**Extracted records**
====================

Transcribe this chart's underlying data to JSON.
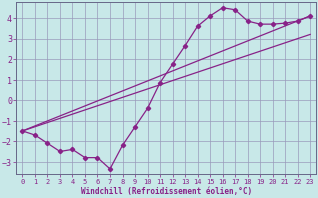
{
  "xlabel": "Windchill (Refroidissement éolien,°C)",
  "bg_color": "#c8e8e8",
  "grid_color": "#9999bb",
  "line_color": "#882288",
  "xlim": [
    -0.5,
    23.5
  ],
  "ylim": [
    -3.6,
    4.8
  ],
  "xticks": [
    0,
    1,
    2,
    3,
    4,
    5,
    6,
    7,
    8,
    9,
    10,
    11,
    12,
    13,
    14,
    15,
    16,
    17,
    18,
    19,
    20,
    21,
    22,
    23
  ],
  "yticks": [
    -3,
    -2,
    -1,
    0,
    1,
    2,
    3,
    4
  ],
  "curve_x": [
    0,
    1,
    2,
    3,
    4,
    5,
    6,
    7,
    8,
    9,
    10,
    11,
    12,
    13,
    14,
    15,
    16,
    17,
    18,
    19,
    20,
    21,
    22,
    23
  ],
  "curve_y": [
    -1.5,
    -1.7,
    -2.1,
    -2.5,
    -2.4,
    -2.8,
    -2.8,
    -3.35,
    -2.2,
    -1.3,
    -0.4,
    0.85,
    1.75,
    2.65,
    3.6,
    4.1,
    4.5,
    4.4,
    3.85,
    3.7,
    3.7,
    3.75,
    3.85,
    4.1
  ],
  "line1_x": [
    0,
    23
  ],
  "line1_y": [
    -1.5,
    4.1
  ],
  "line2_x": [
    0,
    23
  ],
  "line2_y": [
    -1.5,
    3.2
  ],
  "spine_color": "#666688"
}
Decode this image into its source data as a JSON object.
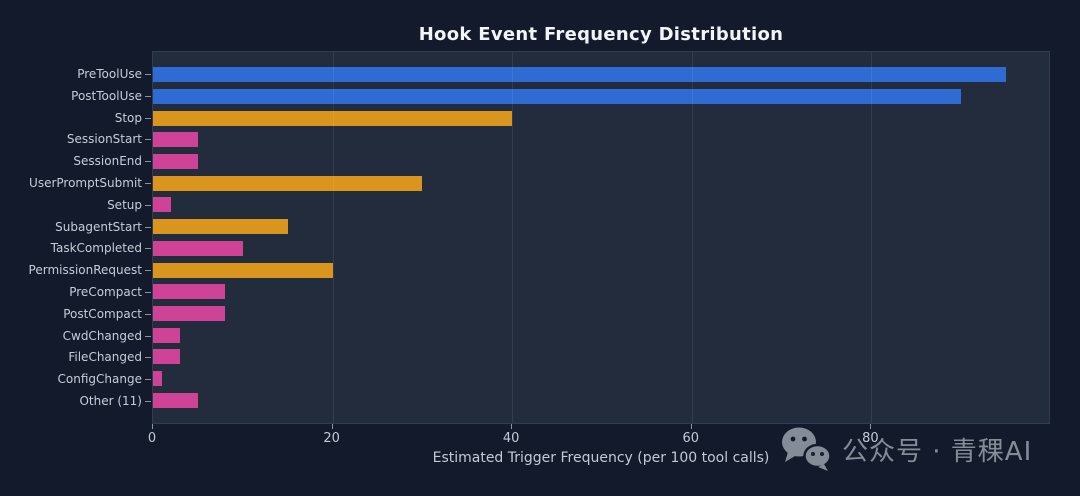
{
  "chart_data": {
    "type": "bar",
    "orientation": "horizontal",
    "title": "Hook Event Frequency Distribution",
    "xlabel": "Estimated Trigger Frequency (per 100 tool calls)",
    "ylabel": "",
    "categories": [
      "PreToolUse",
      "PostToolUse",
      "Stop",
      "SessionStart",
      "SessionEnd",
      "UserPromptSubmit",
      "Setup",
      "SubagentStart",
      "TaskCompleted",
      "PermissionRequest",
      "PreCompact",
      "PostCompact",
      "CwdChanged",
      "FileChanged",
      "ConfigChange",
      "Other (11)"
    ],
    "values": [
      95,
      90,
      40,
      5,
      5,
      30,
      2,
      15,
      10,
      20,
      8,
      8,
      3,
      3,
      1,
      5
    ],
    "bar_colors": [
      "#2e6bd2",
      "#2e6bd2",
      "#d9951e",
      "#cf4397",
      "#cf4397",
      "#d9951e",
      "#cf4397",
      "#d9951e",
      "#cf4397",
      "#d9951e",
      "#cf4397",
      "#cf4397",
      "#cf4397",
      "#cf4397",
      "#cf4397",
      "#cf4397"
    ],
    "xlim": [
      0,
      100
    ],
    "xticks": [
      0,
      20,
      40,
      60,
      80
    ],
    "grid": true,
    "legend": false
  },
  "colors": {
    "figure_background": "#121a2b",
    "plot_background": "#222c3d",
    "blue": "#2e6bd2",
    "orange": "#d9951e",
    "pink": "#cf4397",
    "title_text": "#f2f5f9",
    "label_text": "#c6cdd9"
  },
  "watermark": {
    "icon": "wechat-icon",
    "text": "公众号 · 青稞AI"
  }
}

====================

**What to work on**
In the listing above, find the lines holding the word "JSON" and copy them.

**The completed task**
Transcribe this chart's underlying data to JSON.
Decode this image into its source data as a JSON object.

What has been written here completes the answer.